* **WHAT THE TASK ASKS**:
Transcribe the full listing exactly, and drop every picture.

(begin)

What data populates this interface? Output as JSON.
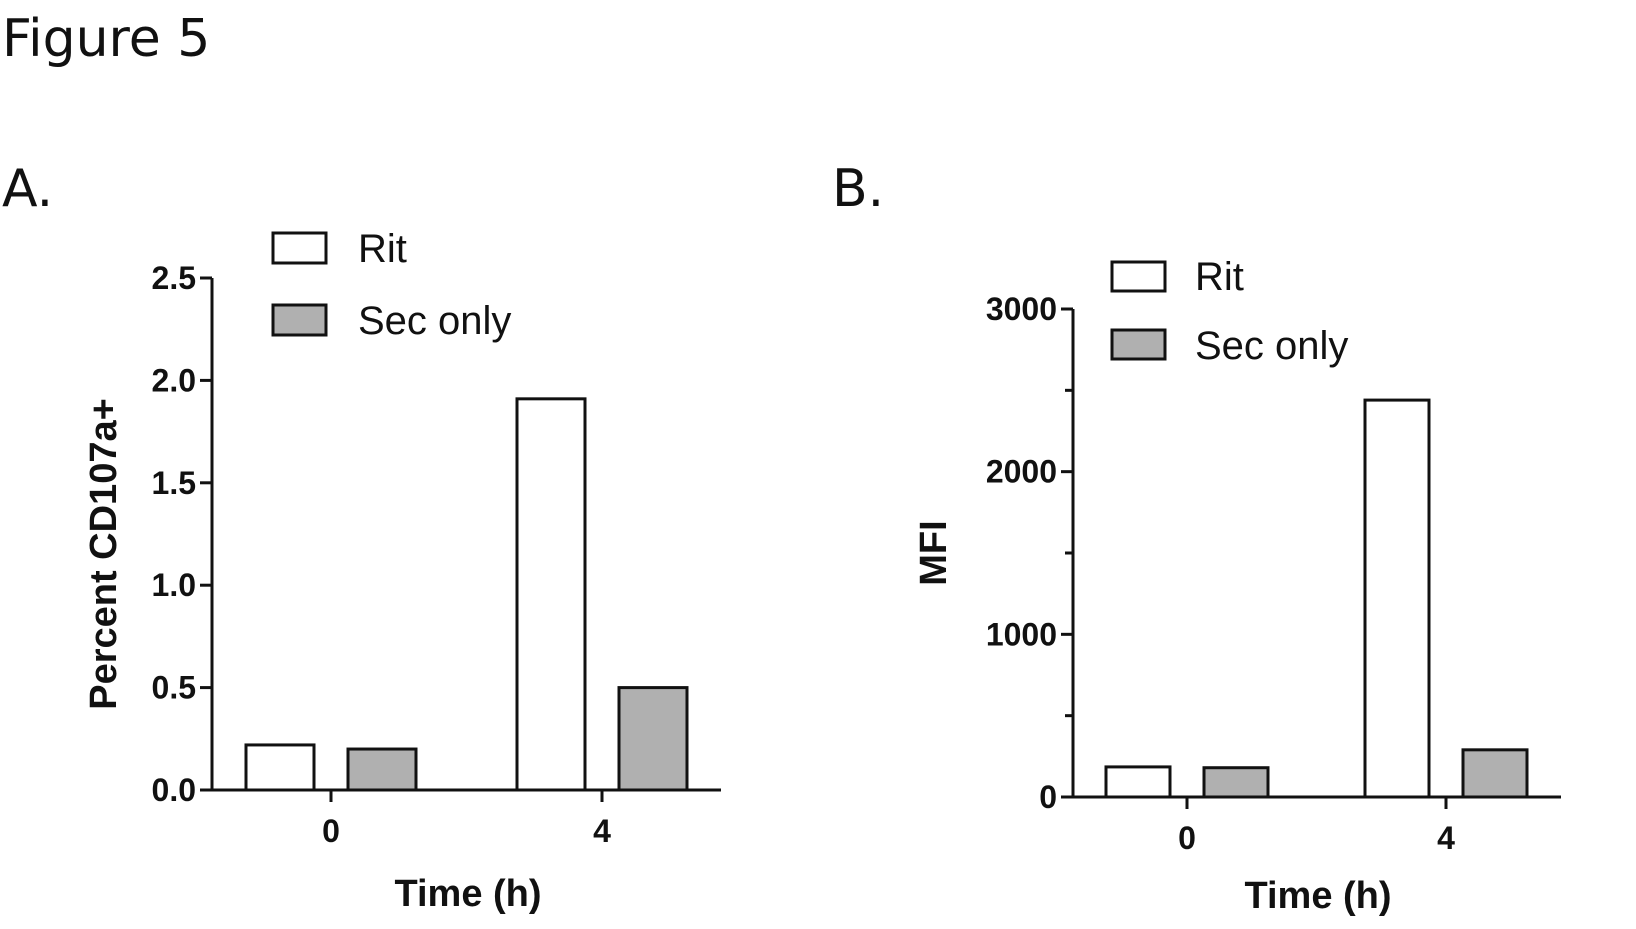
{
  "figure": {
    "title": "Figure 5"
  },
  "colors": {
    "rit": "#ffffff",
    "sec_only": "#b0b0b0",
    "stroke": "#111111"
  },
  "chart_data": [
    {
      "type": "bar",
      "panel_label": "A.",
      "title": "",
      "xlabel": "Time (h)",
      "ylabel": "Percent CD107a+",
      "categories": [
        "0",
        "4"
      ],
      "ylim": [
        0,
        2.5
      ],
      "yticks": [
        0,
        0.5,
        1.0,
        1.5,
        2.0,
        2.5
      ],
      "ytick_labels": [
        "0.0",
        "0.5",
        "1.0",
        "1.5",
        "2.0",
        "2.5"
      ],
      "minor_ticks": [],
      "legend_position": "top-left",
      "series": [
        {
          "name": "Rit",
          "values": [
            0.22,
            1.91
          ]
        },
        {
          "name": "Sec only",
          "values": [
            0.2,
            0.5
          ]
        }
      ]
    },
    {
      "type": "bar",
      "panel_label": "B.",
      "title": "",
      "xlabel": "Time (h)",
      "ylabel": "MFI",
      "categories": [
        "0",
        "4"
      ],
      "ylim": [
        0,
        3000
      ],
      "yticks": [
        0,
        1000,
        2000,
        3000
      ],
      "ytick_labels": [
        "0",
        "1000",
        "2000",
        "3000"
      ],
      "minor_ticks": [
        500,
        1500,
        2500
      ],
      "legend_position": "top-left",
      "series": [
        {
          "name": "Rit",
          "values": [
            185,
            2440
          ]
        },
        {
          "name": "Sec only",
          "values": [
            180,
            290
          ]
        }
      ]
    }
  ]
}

(end)

* **FINISHED TASK**:
What data populates this interface? Output as JSON.
{
  "figure": {
    "title": "Figure 5"
  },
  "colors": {
    "rit": "#ffffff",
    "sec_only": "#b0b0b0",
    "stroke": "#111111"
  },
  "chart_data": [
    {
      "type": "bar",
      "panel_label": "A.",
      "title": "",
      "xlabel": "Time (h)",
      "ylabel": "Percent CD107a+",
      "categories": [
        "0",
        "4"
      ],
      "ylim": [
        0,
        2.5
      ],
      "yticks": [
        0,
        0.5,
        1.0,
        1.5,
        2.0,
        2.5
      ],
      "ytick_labels": [
        "0.0",
        "0.5",
        "1.0",
        "1.5",
        "2.0",
        "2.5"
      ],
      "minor_ticks": [],
      "legend_position": "top-left",
      "series": [
        {
          "name": "Rit",
          "values": [
            0.22,
            1.91
          ]
        },
        {
          "name": "Sec only",
          "values": [
            0.2,
            0.5
          ]
        }
      ]
    },
    {
      "type": "bar",
      "panel_label": "B.",
      "title": "",
      "xlabel": "Time (h)",
      "ylabel": "MFI",
      "categories": [
        "0",
        "4"
      ],
      "ylim": [
        0,
        3000
      ],
      "yticks": [
        0,
        1000,
        2000,
        3000
      ],
      "ytick_labels": [
        "0",
        "1000",
        "2000",
        "3000"
      ],
      "minor_ticks": [
        500,
        1500,
        2500
      ],
      "legend_position": "top-left",
      "series": [
        {
          "name": "Rit",
          "values": [
            185,
            2440
          ]
        },
        {
          "name": "Sec only",
          "values": [
            180,
            290
          ]
        }
      ]
    }
  ]
}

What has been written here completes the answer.